*Aim 1*
Please set down everything from "Excluding division, I" down to "Apply Newton iterations." in the Newton's method article.
*Aim 2*
According to the Newton's method article, which instruction on an Arm device delivers an approximation to the reciprocal?

*Extract to read*
────────────────────────────────────────

Algorithms for division – part 4 – Using Newton’s method

In the previous article I presented an algorithm for division by calculating a reciprocal. This article presents a way to calculate the reciprocal, rather than looking it up, trading size of lookup table against speed of calculation.

Newton’s method

In your school mathematics class, you were most likely introduced to Newton’s method for finding roots of a real-valued function f(x). The idea is that for a well-behaved function, you can use successive approximations to make your estimate more accurate, doubling the accuracy after each stage.

I won’t present the theory here, it is adequately explained in many articles, such as this one. Applying Newton’s method using floating-point arithmetic is easy: the function and its derivative, along with the approximation framework, are written in plain C code without any regard to the intermediate values in the calculation: it simply works. But for fixed-point arithmetic, things are very different, you must know the range of values you are dealing with, how those values are represented in a machine word or C data type, and carefully manage change of representation, when needed, yourself.

Let’s start!

Calculating a reciprocal in floating point

Excluding division, I will illustrate here the Wikipedia article on calculating the reciprocal of a value a with an initial approximation of its reciprocal x. It’s straightforward:

float Reciprocal_F32(float a, float x) {
  //
  // Apply Newton iterations.
  //
  x = x * (2 - a*x);
  x = x * (2 - a*x);
  x = x * (2 - a*x);
  x = x * (2 - a*x);
  //
  return x;
}

This turns out to be pretty good, for instance calculating the reciprocal of 3 with an initial approximation of 0.5, as…

int main(void) {
  printf("Approximation to 1/3 is %f", Reciprocal_F32(3, 0.5));
}

…prints “0.333328”. If we use six steps, it prints “0.333333”.

The accuracy of the calculated reciprocal depends on both the number of Newton steps and the quality of the initial reciprocal estimate. If we change the initial estimate above from 0.5 to 1.0, say, then the same five steps print “-1431655808.000000”. Hmm.

So, how do we find a good estimate, and how many steps will we need?

It turns out that microcontrollers and desktop processors typically provide an instruction to deliver an approximation to the reciprocal. For an Arm device, there exists VRECPE or FRECPE, depending on architecture. Clearly we’re not first to the party in recognizing that division by reciprocal multiplication is viable.

In integer-focused software, we typically look up the reciprocal estimate from a table, indexing by a number of leading nonzero bits taken from the divisor. This is what the previous article did. The more accurate the estimate, the fewer iterations you need.  If you have an accuracy of n bits, each Newton iteration will double the accuracy to 2n bits (quadratic convergence).

────────────────────────────────────────

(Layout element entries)
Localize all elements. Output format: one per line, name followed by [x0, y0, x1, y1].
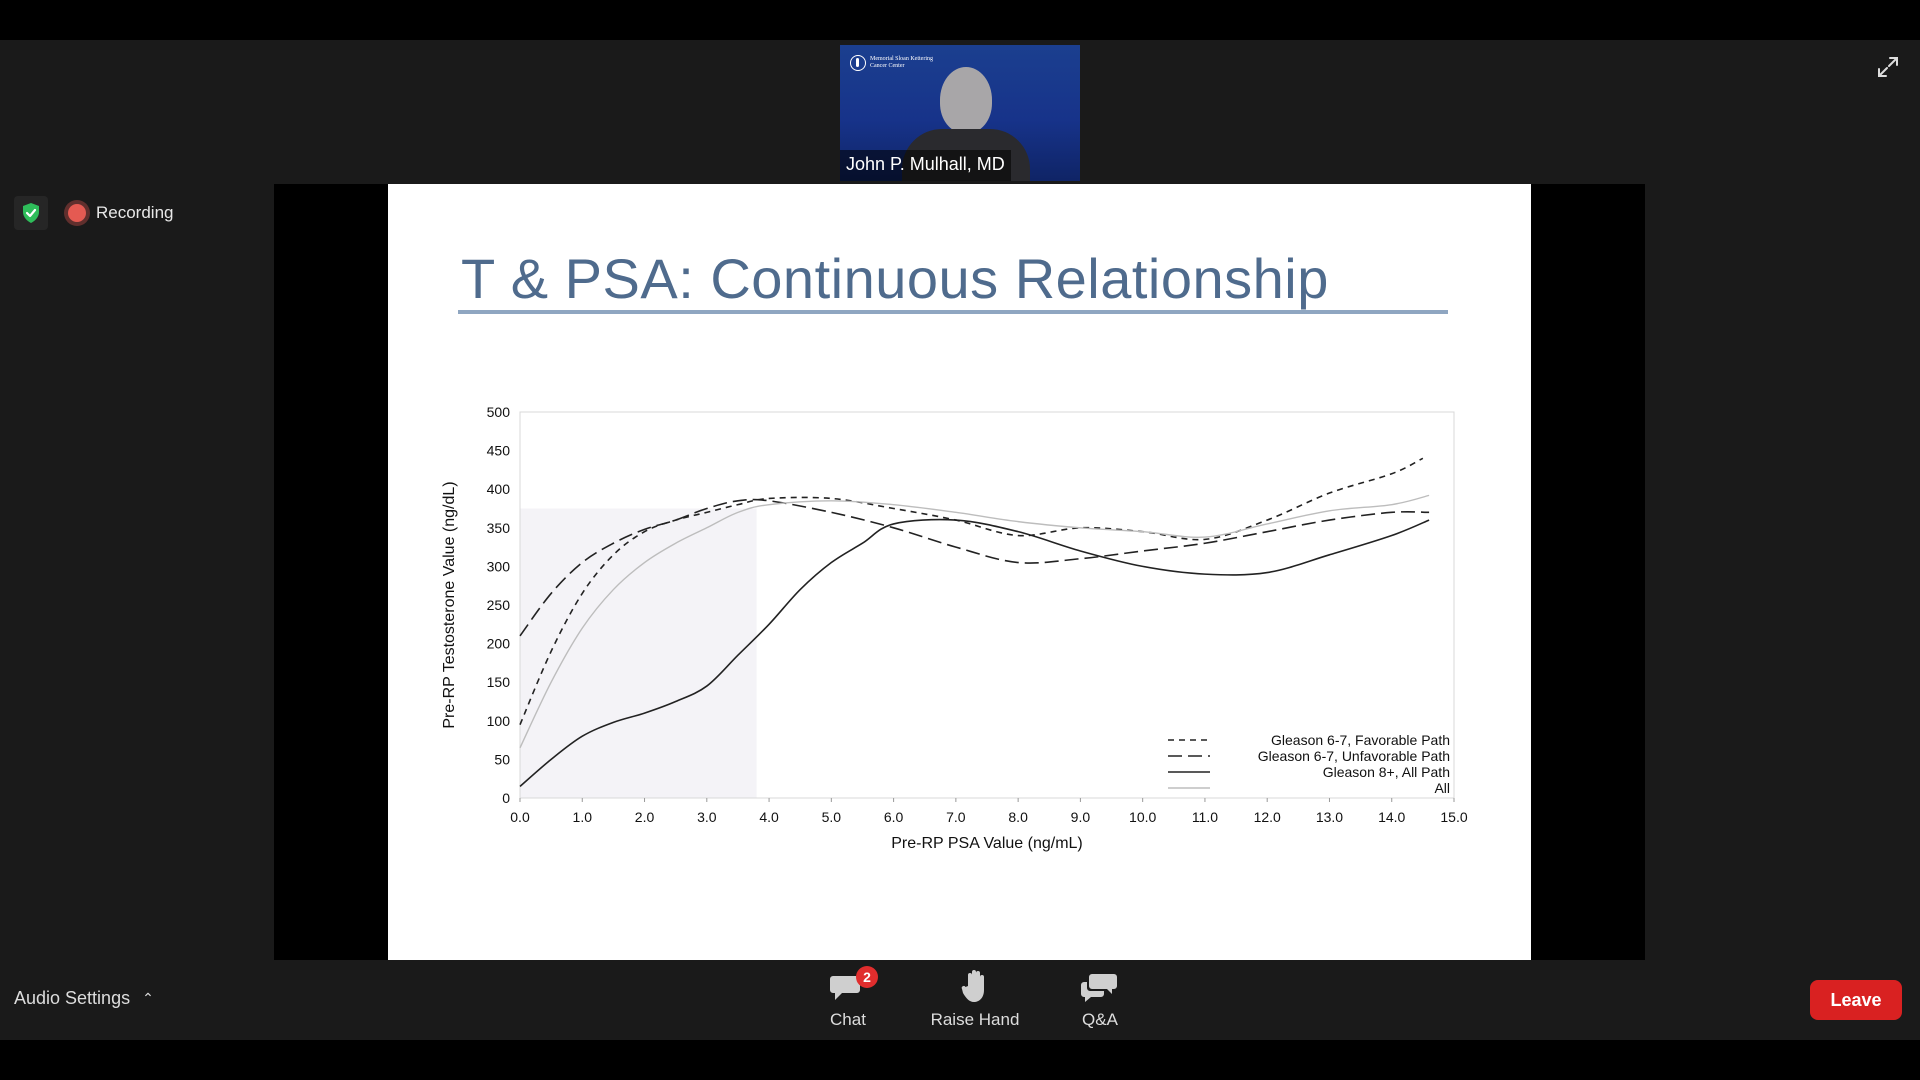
chevron-up-icon: ⌃: [142, 990, 154, 1006]
chat-icon: [818, 966, 878, 1004]
recording-dot-icon: [68, 204, 86, 222]
legend-label: All: [1434, 780, 1450, 796]
line-chart: 0 50 100 150 200 250 300 350 400 450 500 0.0 1.0 2.0 3…: [441, 404, 1468, 852]
participant-head: [940, 67, 992, 133]
participant-name: John P. Mulhall, MD: [840, 150, 1011, 181]
x-tick-label: 12.0: [1254, 809, 1281, 825]
logo: Memorial Sloan Kettering Cancer Center: [850, 55, 950, 71]
hand-icon: [961, 970, 984, 1002]
audio-settings-button[interactable]: Audio Settings ⌃: [14, 988, 154, 1009]
x-tick-label: 8.0: [1008, 809, 1028, 825]
legend-label: Gleason 8+, All Path: [1323, 764, 1450, 780]
y-tick-label: 400: [487, 481, 511, 497]
qa-icon: [1070, 966, 1130, 1004]
y-tick-label: 200: [487, 636, 511, 652]
bottom-bar: [0, 1040, 1920, 1080]
video-tile[interactable]: Memorial Sloan Kettering Cancer Center J…: [840, 45, 1080, 181]
x-tick-label: 15.0: [1440, 809, 1467, 825]
recording-label: Recording: [96, 203, 174, 222]
chat-button[interactable]: 2 Chat: [818, 966, 878, 1030]
y-tick-label: 100: [487, 713, 511, 729]
x-tick-label: 13.0: [1316, 809, 1343, 825]
x-tick-label: 11.0: [1192, 809, 1218, 825]
shield-check-icon: [23, 203, 39, 223]
plot-frame: [519, 411, 1455, 799]
legend-label: Gleason 6-7, Unfavorable Path: [1258, 748, 1450, 764]
shaded-region: [520, 508, 757, 798]
x-tick-label: 4.0: [759, 809, 779, 825]
series-line-3: [519, 518, 1430, 788]
logo-mark-icon: [850, 55, 866, 71]
security-shield-icon[interactable]: [14, 196, 48, 230]
top-bar: [0, 0, 1920, 40]
y-tick-label: 300: [487, 558, 511, 574]
qa-button[interactable]: Q&A: [1070, 966, 1130, 1030]
x-tick-label: 2.0: [635, 809, 655, 825]
logo-text: Memorial Sloan Kettering Cancer Center: [870, 56, 933, 69]
y-axis-label: Pre-RP Testosterone Value (ng/dL): [441, 481, 458, 728]
y-tick-label: 50: [494, 751, 510, 767]
chat-label: Chat: [830, 1010, 866, 1029]
qa-label: Q&A: [1082, 1010, 1118, 1029]
x-tick-label: 9.0: [1071, 809, 1091, 825]
leave-button[interactable]: Leave: [1810, 980, 1902, 1020]
status-indicators: Recording: [14, 196, 182, 230]
presentation-slide: T & PSA: Continuous Relationship 0 50 100 1…: [388, 184, 1531, 960]
x-axis-label: Pre-RP PSA Value (ng/mL): [891, 835, 1083, 852]
y-tick-label: 0: [502, 790, 510, 806]
x-tick-label: 14.0: [1378, 809, 1405, 825]
x-tick-label: 10.0: [1129, 809, 1156, 825]
chat-unread-badge: 2: [856, 966, 878, 988]
y-tick-label: 150: [487, 674, 511, 690]
slide-title: T & PSA: Continuous Relationship: [461, 247, 1329, 310]
y-tick-label: 250: [487, 597, 511, 613]
raise-hand-label: Raise Hand: [930, 1010, 1020, 1029]
title-underline: [458, 310, 1448, 314]
series-line-4: [519, 494, 1430, 749]
participant-video: [902, 67, 1030, 181]
raise-hand-button[interactable]: Raise Hand: [922, 966, 1028, 1030]
x-tick-label: 6.0: [884, 809, 904, 825]
x-tick-label: 3.0: [697, 809, 717, 825]
qa-bubbles-icon: [1081, 974, 1117, 1002]
recording-indicator[interactable]: Recording: [60, 199, 182, 227]
x-tick-label: 1.0: [573, 809, 593, 825]
chat-bubble-icon: [830, 976, 860, 1000]
expand-arrows-icon: [1878, 57, 1898, 77]
audio-settings-label: Audio Settings: [14, 988, 131, 1008]
fullscreen-icon[interactable]: [1870, 54, 1906, 90]
raise-hand-icon: [922, 966, 1028, 1004]
x-tick-label: 7.0: [946, 809, 966, 825]
y-tick-label: 500: [487, 404, 511, 420]
legend-label: Gleason 6-7, Favorable Path: [1271, 732, 1450, 748]
x-tick-label: 0.0: [510, 809, 530, 825]
series-line-1: [519, 457, 1424, 725]
x-tick-label: 5.0: [822, 809, 842, 825]
y-tick-label: 450: [487, 443, 511, 459]
y-tick-label: 350: [487, 520, 511, 536]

────────────────────────────────────────

*Exercise result 1*
Excluding division, I will illustrate here the Wikipedia article on calculating the reciprocal of a value a with an initial approximation of its reciprocal x. It’s straightforward:

float Reciprocal_F32(float a, float x) {
  //
  // Apply Newton iterations.

*Exercise result 2*
VRECPE or FRECPE, depending on architecture.